O Globo, O País, p. 3-4
08 de Jan de 2012

No caminho até o Brasil, coiotes, fome e violência
Haitianos descobrem que sonho de vida melhor pode virar pesadelo

Cleide Carvalho
cleide.carvalho@sp.oglobo.com.br
Enviada especial
Brasileia (AC)

Anoitece em Brasileia e centenas de haitianos se espalham na Praça Hugo Poli, uma das principais da cidade, em animados grupos. Uns ocupam a quadra, outros arriscam manobras na pista de skate, vários conversam sentados em bancos ou ao redor dos quiosques. Em minutos, o burburinho dá lugar a sorrisos e longos abraços. É a chegada de três mulheres, que acabam de descer de um táxi puxando malas de rodinhas, em cujas alças ainda estão presos os tíquetes de companhias aéreas. Uma delas é Rosina François, de 27 anos; sua história se encaixa como uma luva no sonho haitiano de morar no Brasil, ganhar um bom salário e, aos poucos, trazer a família.
Rosina é mulher de Dominique Desne, 34 anos, que chegou ao país em novembro, pela fronteira do Acre, assim como centenas de outros haitianos, como O GLOBO revelou na última semana. Hoje, vive em Sorocaba, no interior de São Paulo. Funcionário de uma empresa de construção civil, ele trabalha como pedreiro, é registrado e mora num alojamento da firma no município vizinho de Votorantim. O salário é de R$1.100 por mês. Com horas extras, chega a R$1.700, suficiente para alugar uma casa para a família que, em breve, estará de novo reunida. Os próximos a chegar são os três filhos do casal, Loumensa, de 7 anos, Donalason, de 4, e Chenala, de 9.
- Vim porque vi que quem tinha vindo havia conseguido emprego para trabalhar - diz Dominique.
O sonho haitiano de trabalhar no Brasil e ganhar salários de até R$4 mil começa numa agência de viagens da República Dominicana, com a qual todos fecharam negócio, mas de cujo nome nenhum diz se lembrar. É lá que são vendidos os pacotes de imigração ilegal, a preços que vão de US$1.000 a US$2.600. O roteiro é conhecido: República Dominicana, Panamá e Lima. A partir da capital peruana, o trajeto é feito de ônibus, passando por Puerto Maldonado, até Iñapari, última cidade antes da fronteira com Assis Brasil, porta de entrada oficial ao território brasileiro pela rodovia Interoceânica, que liga o Brasil ao Oceano Pacífico, num trajeto de 1.700 km.

DADOS DO CONJUNTO:
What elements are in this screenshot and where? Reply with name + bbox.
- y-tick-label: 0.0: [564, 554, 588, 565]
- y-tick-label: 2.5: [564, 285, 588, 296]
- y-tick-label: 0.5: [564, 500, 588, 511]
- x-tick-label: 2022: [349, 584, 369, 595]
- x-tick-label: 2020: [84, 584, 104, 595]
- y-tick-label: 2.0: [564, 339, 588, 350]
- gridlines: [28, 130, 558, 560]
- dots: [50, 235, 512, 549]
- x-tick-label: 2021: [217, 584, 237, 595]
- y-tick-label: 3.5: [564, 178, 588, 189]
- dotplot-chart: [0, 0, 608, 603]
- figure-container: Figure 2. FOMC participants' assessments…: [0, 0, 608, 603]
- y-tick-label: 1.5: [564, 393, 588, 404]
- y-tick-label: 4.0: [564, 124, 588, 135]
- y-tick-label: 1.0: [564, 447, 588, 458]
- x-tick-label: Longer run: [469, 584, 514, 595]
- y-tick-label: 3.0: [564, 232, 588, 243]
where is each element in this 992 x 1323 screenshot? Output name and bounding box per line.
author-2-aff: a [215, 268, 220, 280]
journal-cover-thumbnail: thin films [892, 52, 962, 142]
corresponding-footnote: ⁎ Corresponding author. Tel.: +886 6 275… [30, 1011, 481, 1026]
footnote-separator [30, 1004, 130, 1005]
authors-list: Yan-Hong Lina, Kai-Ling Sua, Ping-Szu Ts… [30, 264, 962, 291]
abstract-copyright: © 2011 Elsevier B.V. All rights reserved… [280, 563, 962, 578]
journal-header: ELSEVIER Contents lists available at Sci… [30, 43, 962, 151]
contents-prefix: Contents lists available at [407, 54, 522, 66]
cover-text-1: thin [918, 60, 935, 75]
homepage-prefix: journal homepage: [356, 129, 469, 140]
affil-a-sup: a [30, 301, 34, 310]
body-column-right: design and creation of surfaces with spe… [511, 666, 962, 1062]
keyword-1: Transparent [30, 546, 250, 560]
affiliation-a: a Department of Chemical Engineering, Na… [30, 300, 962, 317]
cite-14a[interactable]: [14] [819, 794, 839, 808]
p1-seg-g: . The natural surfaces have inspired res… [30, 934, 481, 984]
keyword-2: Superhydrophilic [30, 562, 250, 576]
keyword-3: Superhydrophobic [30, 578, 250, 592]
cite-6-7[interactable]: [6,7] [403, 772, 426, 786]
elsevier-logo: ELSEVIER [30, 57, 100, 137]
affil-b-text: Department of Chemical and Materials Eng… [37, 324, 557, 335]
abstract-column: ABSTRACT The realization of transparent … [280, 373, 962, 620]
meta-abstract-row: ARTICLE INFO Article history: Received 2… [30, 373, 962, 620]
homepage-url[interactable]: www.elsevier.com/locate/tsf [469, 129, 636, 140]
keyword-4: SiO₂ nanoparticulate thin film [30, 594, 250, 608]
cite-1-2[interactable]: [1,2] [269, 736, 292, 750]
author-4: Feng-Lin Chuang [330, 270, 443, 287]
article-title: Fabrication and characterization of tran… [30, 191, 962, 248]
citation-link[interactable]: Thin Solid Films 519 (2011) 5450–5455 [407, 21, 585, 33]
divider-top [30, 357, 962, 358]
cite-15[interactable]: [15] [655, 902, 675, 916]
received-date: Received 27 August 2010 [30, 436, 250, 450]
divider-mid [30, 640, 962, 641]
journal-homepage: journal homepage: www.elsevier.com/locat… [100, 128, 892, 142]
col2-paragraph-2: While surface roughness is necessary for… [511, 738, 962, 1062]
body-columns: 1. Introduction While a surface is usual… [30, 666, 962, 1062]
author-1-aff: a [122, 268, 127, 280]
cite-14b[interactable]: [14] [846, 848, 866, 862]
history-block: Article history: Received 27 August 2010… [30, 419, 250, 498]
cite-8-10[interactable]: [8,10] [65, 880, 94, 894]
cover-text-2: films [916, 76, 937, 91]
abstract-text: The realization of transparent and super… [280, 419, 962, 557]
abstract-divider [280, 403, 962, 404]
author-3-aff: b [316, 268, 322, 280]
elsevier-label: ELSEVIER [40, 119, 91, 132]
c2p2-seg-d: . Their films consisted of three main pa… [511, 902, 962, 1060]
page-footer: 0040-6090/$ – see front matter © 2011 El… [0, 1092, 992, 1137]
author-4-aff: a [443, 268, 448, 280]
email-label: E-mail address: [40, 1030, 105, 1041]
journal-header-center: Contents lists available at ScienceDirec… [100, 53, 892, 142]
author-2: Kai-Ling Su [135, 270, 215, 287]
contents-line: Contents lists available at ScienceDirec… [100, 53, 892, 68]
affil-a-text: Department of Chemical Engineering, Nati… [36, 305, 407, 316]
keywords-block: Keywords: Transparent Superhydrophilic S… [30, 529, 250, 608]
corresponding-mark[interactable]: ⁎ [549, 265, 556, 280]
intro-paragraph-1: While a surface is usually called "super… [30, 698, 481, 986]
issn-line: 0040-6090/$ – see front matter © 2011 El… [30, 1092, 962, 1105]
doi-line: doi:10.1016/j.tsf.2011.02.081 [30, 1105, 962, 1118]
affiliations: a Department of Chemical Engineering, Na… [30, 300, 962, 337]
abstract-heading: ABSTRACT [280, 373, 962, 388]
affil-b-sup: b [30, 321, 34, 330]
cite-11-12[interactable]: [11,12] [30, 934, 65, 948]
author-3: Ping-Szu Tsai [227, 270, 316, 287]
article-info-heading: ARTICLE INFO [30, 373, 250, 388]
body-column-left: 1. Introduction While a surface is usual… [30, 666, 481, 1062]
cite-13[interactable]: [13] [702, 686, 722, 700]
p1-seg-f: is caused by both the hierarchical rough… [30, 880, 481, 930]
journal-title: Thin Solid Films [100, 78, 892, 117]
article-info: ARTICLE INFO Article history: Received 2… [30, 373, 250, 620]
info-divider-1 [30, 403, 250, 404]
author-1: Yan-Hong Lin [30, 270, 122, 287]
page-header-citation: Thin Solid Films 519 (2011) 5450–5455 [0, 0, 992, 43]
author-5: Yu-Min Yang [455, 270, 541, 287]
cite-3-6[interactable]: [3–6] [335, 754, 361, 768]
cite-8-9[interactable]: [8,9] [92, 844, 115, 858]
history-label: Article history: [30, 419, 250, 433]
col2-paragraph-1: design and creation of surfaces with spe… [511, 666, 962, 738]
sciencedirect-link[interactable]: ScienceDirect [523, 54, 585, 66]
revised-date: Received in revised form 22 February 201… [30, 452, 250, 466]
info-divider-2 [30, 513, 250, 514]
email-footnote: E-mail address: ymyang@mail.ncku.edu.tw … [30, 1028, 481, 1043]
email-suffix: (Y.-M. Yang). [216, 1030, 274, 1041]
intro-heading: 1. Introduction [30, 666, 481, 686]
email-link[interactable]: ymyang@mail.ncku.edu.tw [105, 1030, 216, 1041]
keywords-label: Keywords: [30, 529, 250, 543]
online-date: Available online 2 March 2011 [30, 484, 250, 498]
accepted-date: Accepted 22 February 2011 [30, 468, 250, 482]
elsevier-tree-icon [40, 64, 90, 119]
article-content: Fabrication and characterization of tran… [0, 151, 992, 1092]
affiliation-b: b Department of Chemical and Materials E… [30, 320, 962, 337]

TAREFAS PROPOSTAS:
A. Segundo a reportagem sobre os haitianos, qual é o salário mensal de Dominique Desne sem contar as horas extras?
B. Devolva, sem alterações, todo o trecho da reportagem sobre os haitianos que vai de "Cleide Carvalho" até "trazer a família.".

RESPOSTAS EM ORDEM:
A. R$1.100 por mês.

B.
Cleide Carvalho
cleide.carvalho@sp.oglobo.com.br
Enviada especial
Brasileia (AC)

Anoitece em Brasileia e centenas de haitianos se espalham na Praça Hugo Poli, uma das principais da cidade, em animados grupos. Uns ocupam a quadra, outros arriscam manobras na pista de skate, vários conversam sentados em bancos ou ao redor dos quiosques. Em minutos, o burburinho dá lugar a sorrisos e longos abraços. É a chegada de três mulheres, que acabam de descer de um táxi puxando malas de rodinhas, em cujas alças ainda estão presos os tíquetes de companhias aéreas. Uma delas é Rosina François, de 27 anos; sua história se encaixa como uma luva no sonho haitiano de morar no Brasil, ganhar um bom salário e, aos poucos, trazer a família.